WHAT IS BEING ASKED. Find the lines that hold the word "register" and return them.

* begin *

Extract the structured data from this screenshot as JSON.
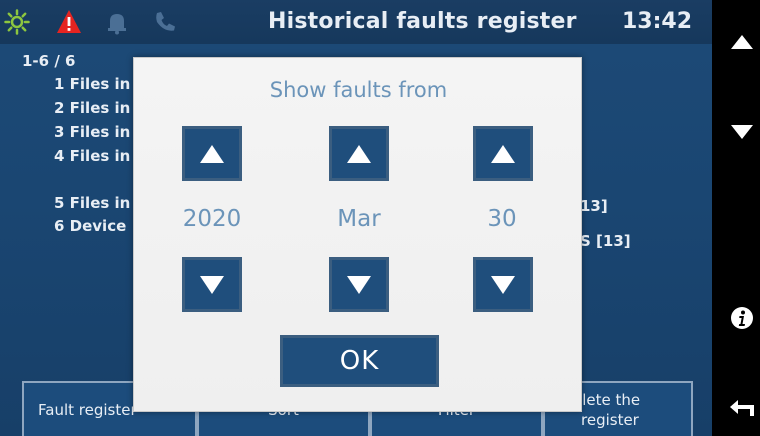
{
  "header": {
    "title": "Historical faults register",
    "clock": "13:42",
    "icons": [
      "sun-icon",
      "warning-icon",
      "bell-icon",
      "phone-icon"
    ],
    "colors": {
      "sun": "#8dc63f",
      "warning": "#e52421",
      "muted": "#4b6f95"
    }
  },
  "list": {
    "counter": "1-6 / 6",
    "items": [
      "1 Files in",
      "2 Files in",
      "3 Files in",
      "4 Files in",
      "5 Files in",
      "6 Device"
    ],
    "right_fragments": [
      "13]",
      "S [13]"
    ]
  },
  "tabs": [
    "Fault register",
    "Sort",
    "Filter",
    "elete the register"
  ],
  "tab_lines": {
    "delete_line1": "elete the",
    "delete_line2": "register"
  },
  "side": [
    "up-arrow-icon",
    "down-arrow-icon",
    "info-icon",
    "back-icon"
  ],
  "dialog": {
    "title": "Show faults from",
    "year": "2020",
    "month": "Mar",
    "day": "30",
    "ok_label": "OK"
  }
}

* end *

ANSWER IN FULL.
    "title": "Historical faults register",
    "Fault register",
    "elete the register"
    "delete_line2": "register"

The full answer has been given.